Demokrasiyi ortak payda kabul edersek mesafe alabiliriz. Anayasa diyor ki, 'siyasi partiler demokrasinin vazgeçilmez unsurlarıdır'. Eğer siyasi partiler demokrasinin vazgeçilmez unsurları ise siyasi partilerin kapanmaması lazım. Kapatılmaması lazım. Siz 'siyasi partiyi beğenmiyorum. Benim Meclis'te çoğunluğum var. Yargı da benim emrimde. Talimatı verdim. Yargıtay Cumhuriyet Başsavcılığı dava açtı. Anayasa Mahkemesi'ne gönderdik. Anayasa Mahkemesi'ndeki üyeleri de istediğim gibi değiştiririm. İstediğim partiyi istediğim zaman kapatırım. Bu demokrasi midir? Demokrasi değildir. Seçimle gelen seçimle gider" diye konuştu.

Öğe bölge listeleri
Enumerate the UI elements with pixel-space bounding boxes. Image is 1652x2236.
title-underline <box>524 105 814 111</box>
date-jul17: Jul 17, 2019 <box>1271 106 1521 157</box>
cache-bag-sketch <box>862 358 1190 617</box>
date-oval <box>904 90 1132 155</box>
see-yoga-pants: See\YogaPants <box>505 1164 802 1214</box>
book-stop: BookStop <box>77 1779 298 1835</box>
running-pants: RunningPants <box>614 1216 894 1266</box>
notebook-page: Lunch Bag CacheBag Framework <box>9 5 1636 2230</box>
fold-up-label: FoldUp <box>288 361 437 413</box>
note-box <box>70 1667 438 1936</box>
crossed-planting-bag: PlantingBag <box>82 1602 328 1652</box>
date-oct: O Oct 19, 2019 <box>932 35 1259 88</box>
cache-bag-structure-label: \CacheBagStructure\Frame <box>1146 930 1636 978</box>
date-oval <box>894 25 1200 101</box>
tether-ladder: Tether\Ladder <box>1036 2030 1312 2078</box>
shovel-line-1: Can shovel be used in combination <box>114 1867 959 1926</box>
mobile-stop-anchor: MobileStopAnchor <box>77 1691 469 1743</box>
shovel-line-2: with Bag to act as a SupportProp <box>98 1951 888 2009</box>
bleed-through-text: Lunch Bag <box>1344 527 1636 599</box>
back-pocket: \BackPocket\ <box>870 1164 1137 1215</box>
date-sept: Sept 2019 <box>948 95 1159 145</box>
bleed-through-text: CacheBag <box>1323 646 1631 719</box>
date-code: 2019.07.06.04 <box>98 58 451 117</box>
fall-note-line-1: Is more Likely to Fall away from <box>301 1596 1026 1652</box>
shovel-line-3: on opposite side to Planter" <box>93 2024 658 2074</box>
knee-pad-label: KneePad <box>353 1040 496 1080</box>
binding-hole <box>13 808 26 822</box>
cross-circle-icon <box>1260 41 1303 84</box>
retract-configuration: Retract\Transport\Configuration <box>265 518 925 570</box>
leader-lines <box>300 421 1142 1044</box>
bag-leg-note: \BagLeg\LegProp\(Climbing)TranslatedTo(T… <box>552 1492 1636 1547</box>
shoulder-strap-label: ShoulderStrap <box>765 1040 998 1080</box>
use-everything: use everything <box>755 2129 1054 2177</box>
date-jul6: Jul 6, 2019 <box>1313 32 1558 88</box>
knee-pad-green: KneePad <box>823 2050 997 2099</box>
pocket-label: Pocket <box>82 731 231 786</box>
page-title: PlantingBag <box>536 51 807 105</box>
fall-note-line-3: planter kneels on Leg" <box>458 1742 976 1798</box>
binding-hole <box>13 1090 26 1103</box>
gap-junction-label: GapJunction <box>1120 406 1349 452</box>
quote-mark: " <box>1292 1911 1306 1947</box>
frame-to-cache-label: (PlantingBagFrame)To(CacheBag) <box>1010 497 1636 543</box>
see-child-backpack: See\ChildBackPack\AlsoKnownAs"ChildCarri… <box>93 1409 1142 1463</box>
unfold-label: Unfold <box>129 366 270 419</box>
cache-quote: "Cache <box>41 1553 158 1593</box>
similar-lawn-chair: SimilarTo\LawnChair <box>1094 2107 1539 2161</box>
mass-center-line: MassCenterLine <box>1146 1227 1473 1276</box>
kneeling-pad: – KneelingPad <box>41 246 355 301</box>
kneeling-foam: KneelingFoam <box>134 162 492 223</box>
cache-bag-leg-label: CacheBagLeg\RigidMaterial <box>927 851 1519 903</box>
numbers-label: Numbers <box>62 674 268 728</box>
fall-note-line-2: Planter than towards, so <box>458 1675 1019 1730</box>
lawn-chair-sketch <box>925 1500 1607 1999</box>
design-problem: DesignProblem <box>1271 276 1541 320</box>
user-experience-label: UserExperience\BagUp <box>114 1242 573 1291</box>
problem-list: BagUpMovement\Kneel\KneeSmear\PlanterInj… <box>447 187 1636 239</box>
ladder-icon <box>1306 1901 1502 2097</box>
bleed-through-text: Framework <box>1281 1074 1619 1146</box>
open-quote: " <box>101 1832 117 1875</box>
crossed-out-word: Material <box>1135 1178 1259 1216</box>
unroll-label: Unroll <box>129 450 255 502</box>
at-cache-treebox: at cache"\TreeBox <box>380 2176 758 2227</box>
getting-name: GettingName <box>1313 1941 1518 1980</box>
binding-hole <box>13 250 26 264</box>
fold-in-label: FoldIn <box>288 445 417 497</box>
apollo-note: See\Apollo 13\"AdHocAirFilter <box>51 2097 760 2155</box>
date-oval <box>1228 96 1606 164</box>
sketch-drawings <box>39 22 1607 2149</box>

* _Çözülecek Problem_
Parti kapatmayla ilgili metne göre aşağıdaki soruları yanıtlayın.
(a) Metinde aktarılan Anayasa ifadesine göre siyasi partiler neyin vazgeçilmez unsurlarıdır?
(b) Yargıtay Cumhuriyet Başsavcılığının açtığı dava hangi mahkemeye gönderiliyor?
(c) Metnin son cümlesine göre seçimle gelen nasıl gider?
Öğeler başka bir kaynaktan alınmıştır.

* _Ayrıntılı Çözüm_
(a) Demokrasinin.
(b) Anayasa Mahkemesi'ne.
(c) Seçimle gider.